Obiettivo: Puoi ripetere parola per parola l'intero estratto su The Wizard?

Estratto della fonte:

>>>>>

E in tutto questo non abbiamo ancora citato la violenza e l’umiliazione costanti a cui viene sottoposto il povero Jimmy, reo di essere, come dicono loro stessi più volte, “un po’ timido” e per questo costantemente bersagliato di insulti abilisti e atti di bullismo di ogni genere. Ancora una volta a salvarlo sono i videogiochi Nintendo, perché forse non è ancora chiaro per cui lo ribadiamo un’altra volta: The Wizard è uno spot di un’ora e quaranta che serve a dimostrare che i giochi della grande N ti salvano la vita, ti rendono una persona migliore, riuniscono le famiglie, ti aiutano a superare lo shock della perdita di una sorella, tutto questo e molto di più se comprate un Nintendo Entertainment System® con la cartuccia di Super Mario Bros. 3® e magari il Power Glove® e le cartucce di altri giochi che vi stiamo presentando in questo film cinematografico, per esempio Ninja Gaiden®, Teenage Mutant Ninja Turtles®, Rad Racer®, Adventures of Link® e molti, molti altri!

<<<<<

Dati archiviati:
>>>>>

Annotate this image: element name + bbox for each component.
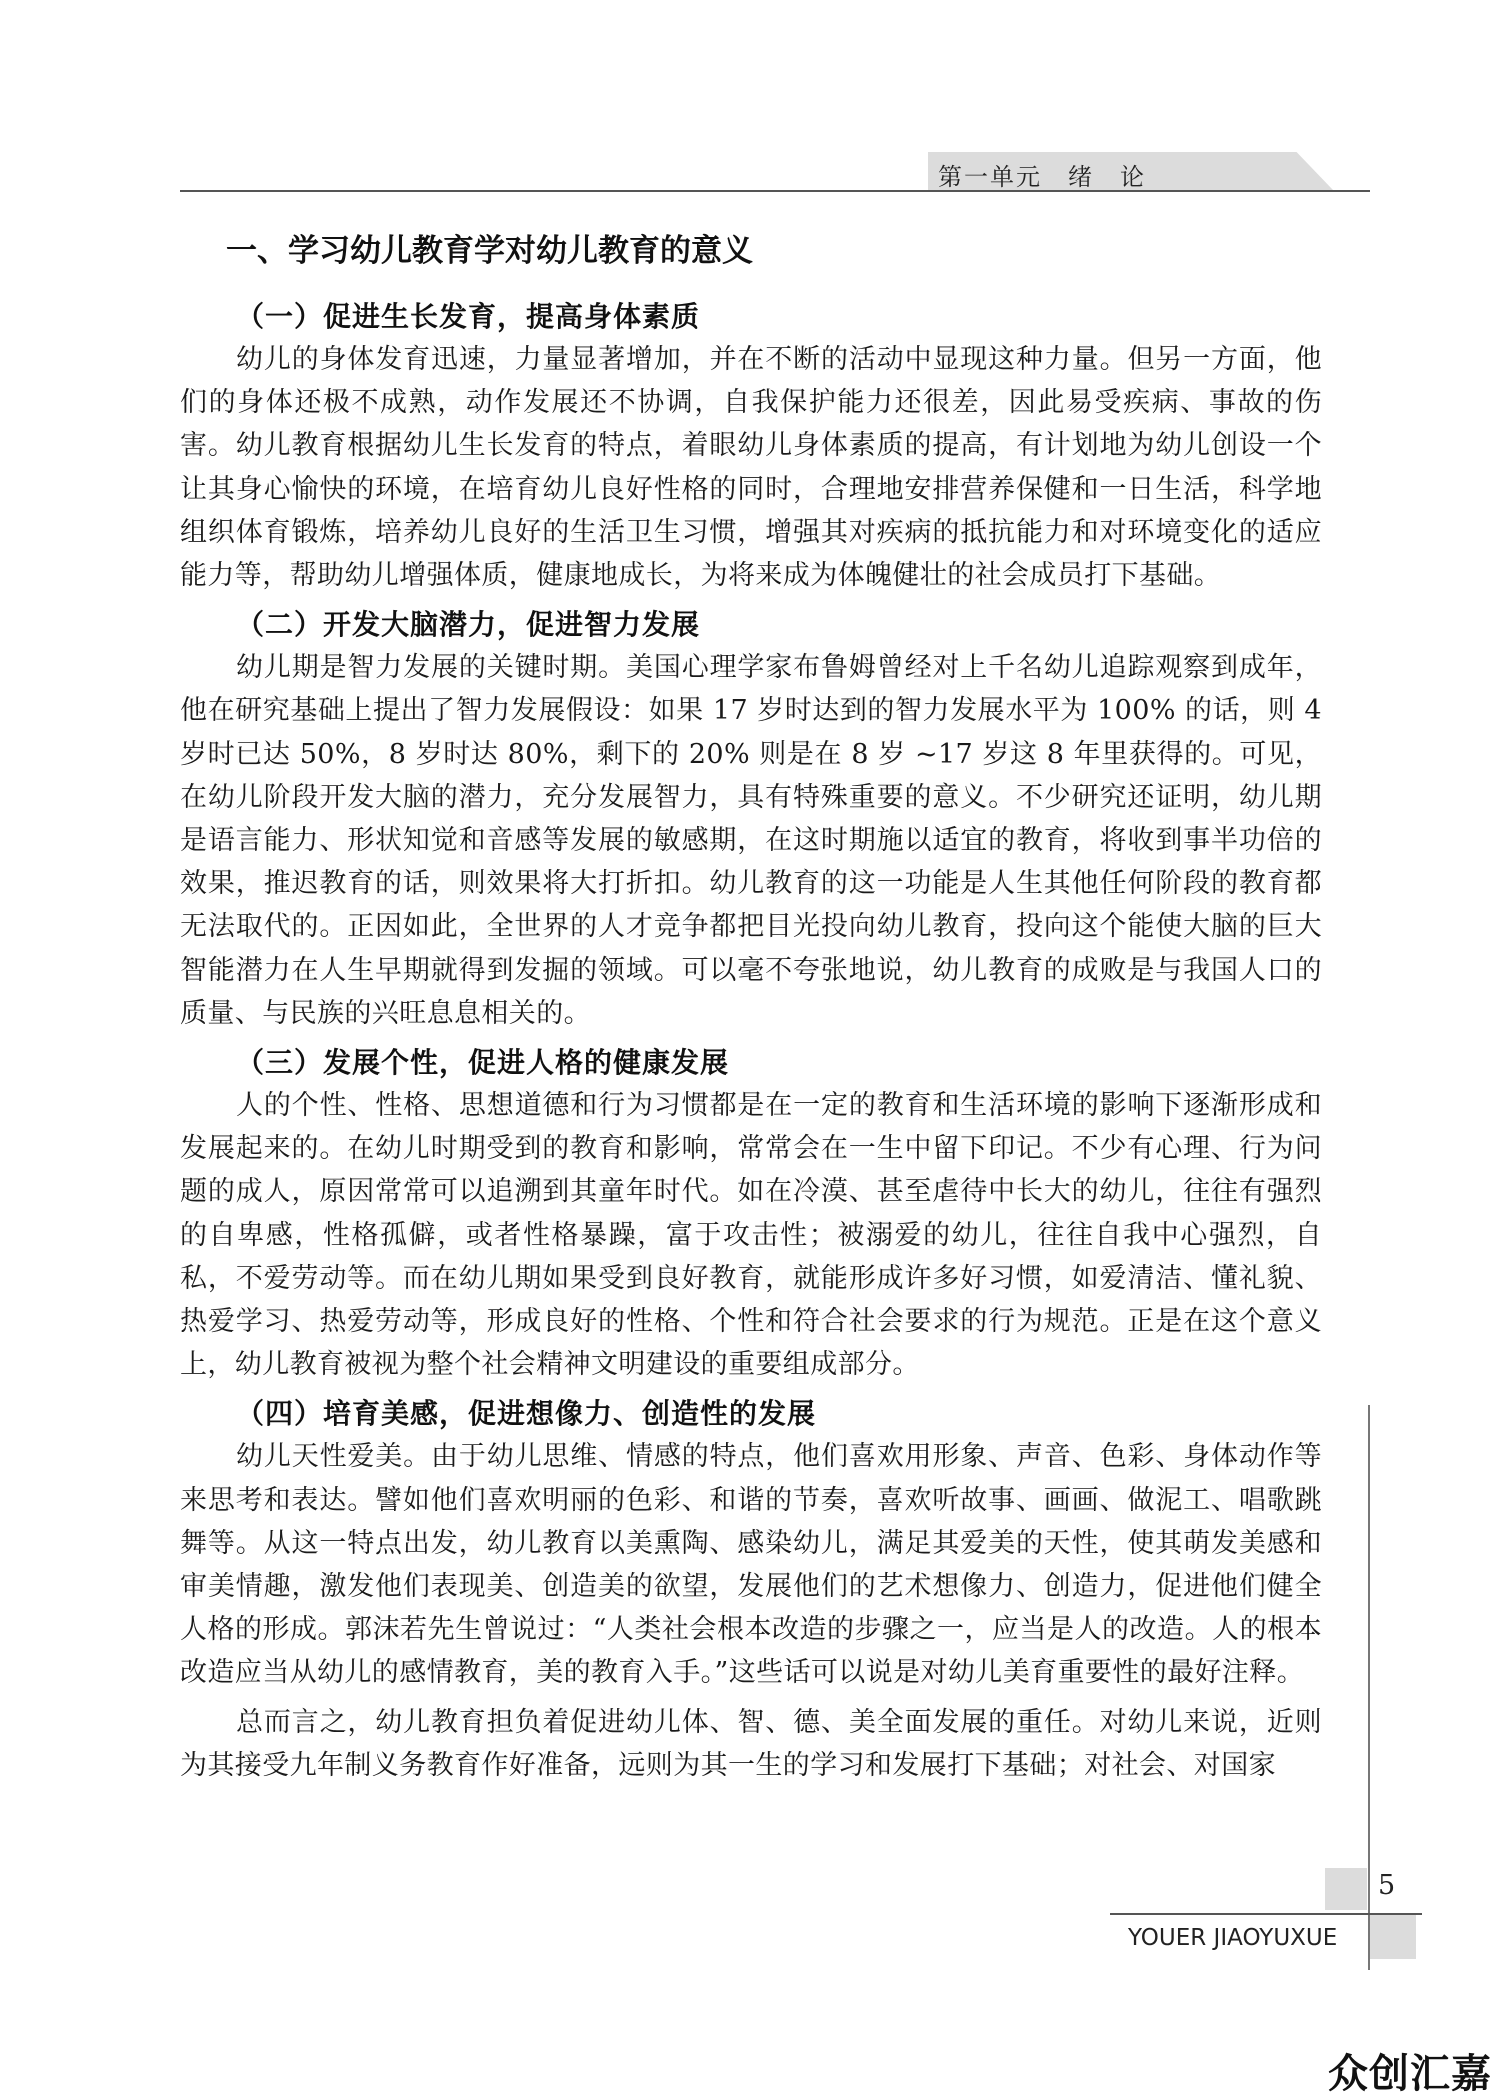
block-2 (180, 603, 1322, 1035)
sub-heading-1: （一）促进生长发育，提高身体素质 (236, 300, 701, 333)
block-1 (180, 295, 1322, 597)
corner-block-top (1325, 1868, 1367, 1910)
paragraph-1: 幼儿的身体发育迅速，力量显著增加，并在不断的活动中显现这种力量。但另一方面，他们的身体还极不成熟，动作发展还不协调，自我保护能力还很差，因此易受疾病、事故的伤害。幼儿教育根据幼儿生长发育的特点，着眼幼儿身体素质的提高，有计划地为幼儿创设一个让其身心愉快的环境，在培育幼儿良好性格的同时，合理地安排营养保健和一日生活，科学地组织体育锻炼，培养幼儿良好的生活卫生习惯，增强其对疾病的抵抗能力和对环境变化的适应能力等，帮助幼儿增强体质，健康地成长，为将来成为体魄健壮的社会成员打下基础。 (180, 344, 1322, 592)
sub-heading-3: （三）发展个性，促进人格的健康发展 (236, 1046, 730, 1080)
paragraph-2: 幼儿期是智力发展的关键时期。美国心理学家布鲁姆曾经对上千名幼儿追踪观察到成年，他在研究基础上提出了智力发展假设：如果 17 岁时达到的智力发展水平为 100% 的话，则 4 岁时已达 50%，8 岁时达 80%，剩下的 20% 则是在 8 岁 ~17 岁这 8 年里获得的。可见，在幼儿阶段开发大脑的潜力，充分发展智力，具有特殊重要的意义。不少研究还证明，幼儿期是语言能力、形状知觉和音感等发展的敏感期，在这时期施以适宜的教育，将收到事半功倍的效果，推迟教育的话，则效果将大打折扣。幼儿教育的这一功能是人生其他任何阶段的教育都无法取代的。正因如此，全世界的人才竞争都把目光投向幼儿教育，投向这个能使大脑的巨大智能潜力在人生早期就得到发掘的领域。可以毫不夸张地说，幼儿教育的成败是与我国人口的质量、与民族的兴旺息息相关的。 (180, 652, 1322, 1029)
footer-book-title: YOUER JIAOYUXUE (1128, 1925, 1338, 1951)
header-rule (180, 190, 1370, 192)
page-number: 5 (1378, 1870, 1396, 1901)
running-header: 第一单元 绪 论 (938, 163, 1146, 191)
page-body (180, 225, 1322, 1787)
sub-heading-4: （四）培育美感，促进想像力、创造性的发展 (236, 1397, 817, 1431)
block-4 (180, 1392, 1322, 1694)
section-title: 一、学习幼儿教育学对幼儿教育的意义 (226, 233, 753, 269)
side-rule (1368, 1405, 1370, 1970)
block-3 (180, 1041, 1322, 1386)
paragraph-4: 幼儿天性爱美。由于幼儿思维、情感的特点，他们喜欢用形象、声音、色彩、身体动作等来思考和表达。譬如他们喜欢明丽的色彩、和谐的节奏，喜欢听故事、画画、做泥工、唱歌跳舞等。从这一特点出发，幼儿教育以美熏陶、感染幼儿，满足其爱美的天性，使其萌发美感和审美情趣，激发他们表现美、创造美的欲望，发展他们的艺术想像力、创造力，促进他们健全人格的形成。郭沫若先生曾说过：“人类社会根本改造的步骤之一，应当是人的改造。人的根本改造应当从幼儿的感情教育，美的教育入手。”这些话可以说是对幼儿美育重要性的最好注释。 (180, 1441, 1322, 1689)
corner-block-bottom (1370, 1915, 1416, 1959)
paragraph-3: 人的个性、性格、思想道德和行为习惯都是在一定的教育和生活环境的影响下逐渐形成和发展起来的。在幼儿时期受到的教育和影响，常常会在一生中留下印记。不少有心理、行为问题的成人，原因常常可以追溯到其童年时代。如在冷漠、甚至虐待中长大的幼儿，往往有强烈的自卑感，性格孤僻，或者性格暴躁，富于攻击性；被溺爱的幼儿，往往自我中心强烈，自私，不爱劳动等。而在幼儿期如果受到良好教育，就能形成许多好习惯，如爱清洁、懂礼貌、热爱学习、热爱劳动等，形成良好的性格、个性和符合社会要求的行为规范。正是在这个意义上，幼儿教育被视为整个社会精神文明建设的重要组成部分。 (180, 1090, 1322, 1381)
watermark-logo: 众创汇嘉 (1328, 2051, 1492, 2097)
closing-paragraph: 总而言之，幼儿教育担负着促进幼儿体、智、德、美全面发展的重任。对幼儿来说，近则为其接受九年制义务教育作好准备，远则为其一生的学习和发展打下基础；对社会、对国家 (180, 1706, 1322, 1781)
sub-heading-2: （二）开发大脑潜力，促进智力发展 (236, 608, 701, 642)
footer-rule (1110, 1913, 1422, 1915)
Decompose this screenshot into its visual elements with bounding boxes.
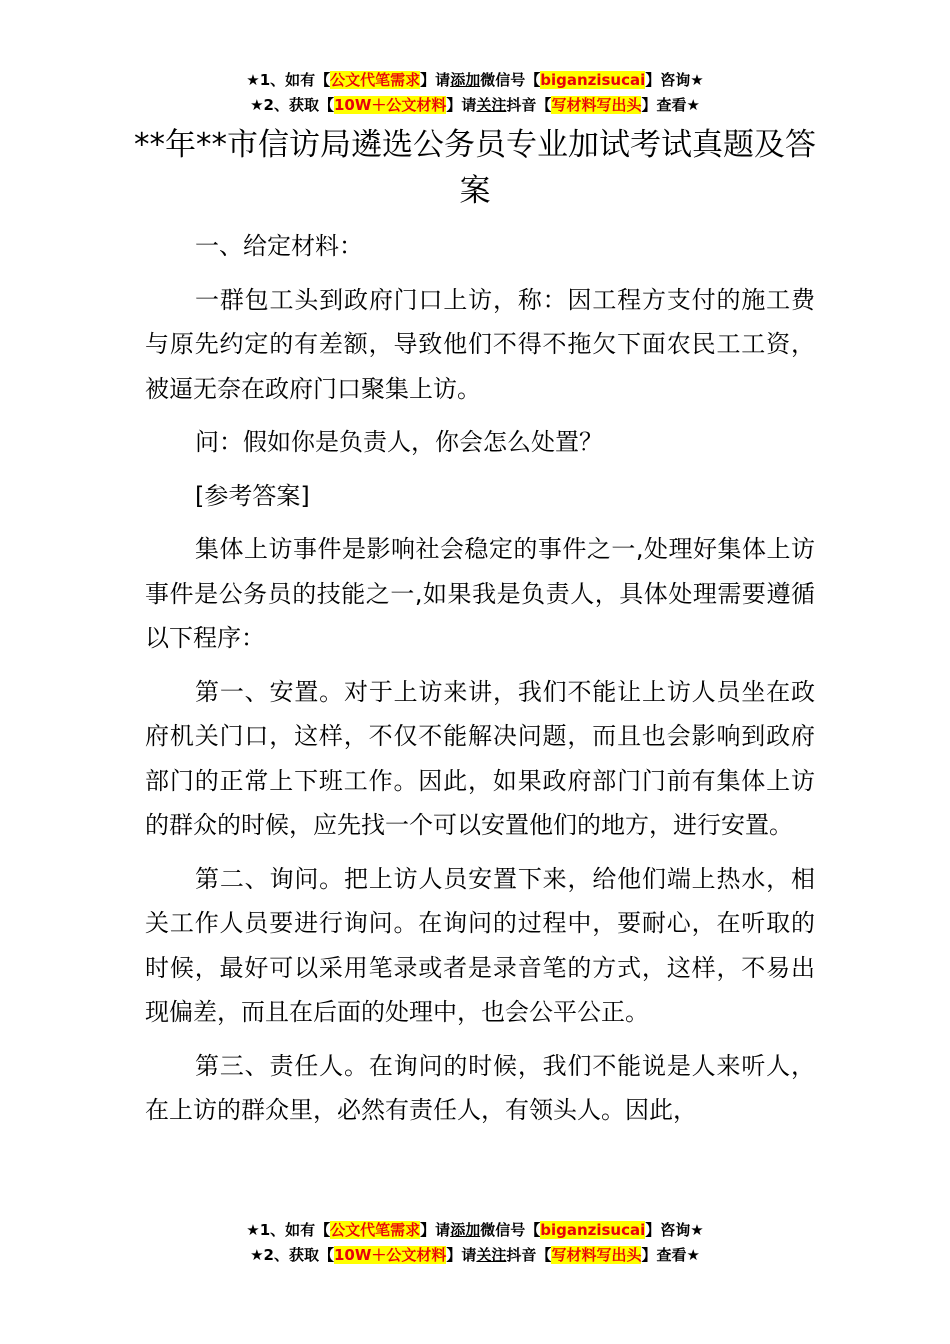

<<<<<

Risposta corretta:
E in tutto questo non abbiamo ancora citato la violenza e l’umiliazione costanti a cui viene sottoposto il povero Jimmy, reo di essere, come dicono loro stessi più volte, “un po’ timido” e per questo costantemente bersagliato di insulti abilisti e atti di bullismo di ogni genere. Ancora una volta a salvarlo sono i videogiochi Nintendo, perché forse non è ancora chiaro per cui lo ribadiamo un’altra volta: The Wizard è uno spot di un’ora e quaranta che serve a dimostrare che i giochi della grande N ti salvano la vita, ti rendono una persona migliore, riuniscono le famiglie, ti aiutano a superare lo shock della perdita di una sorella, tutto questo e molto di più se comprate un Nintendo Entertainment System® con la cartuccia di Super Mario Bros. 3® e magari il Power Glove® e le cartucce di altri giochi che vi stiamo presentando in questo film cinematografico, per esempio Ninja Gaiden®, Teenage Mutant Ninja Turtles®, Rad Racer®, Adventures of Link® e molti, molti altri!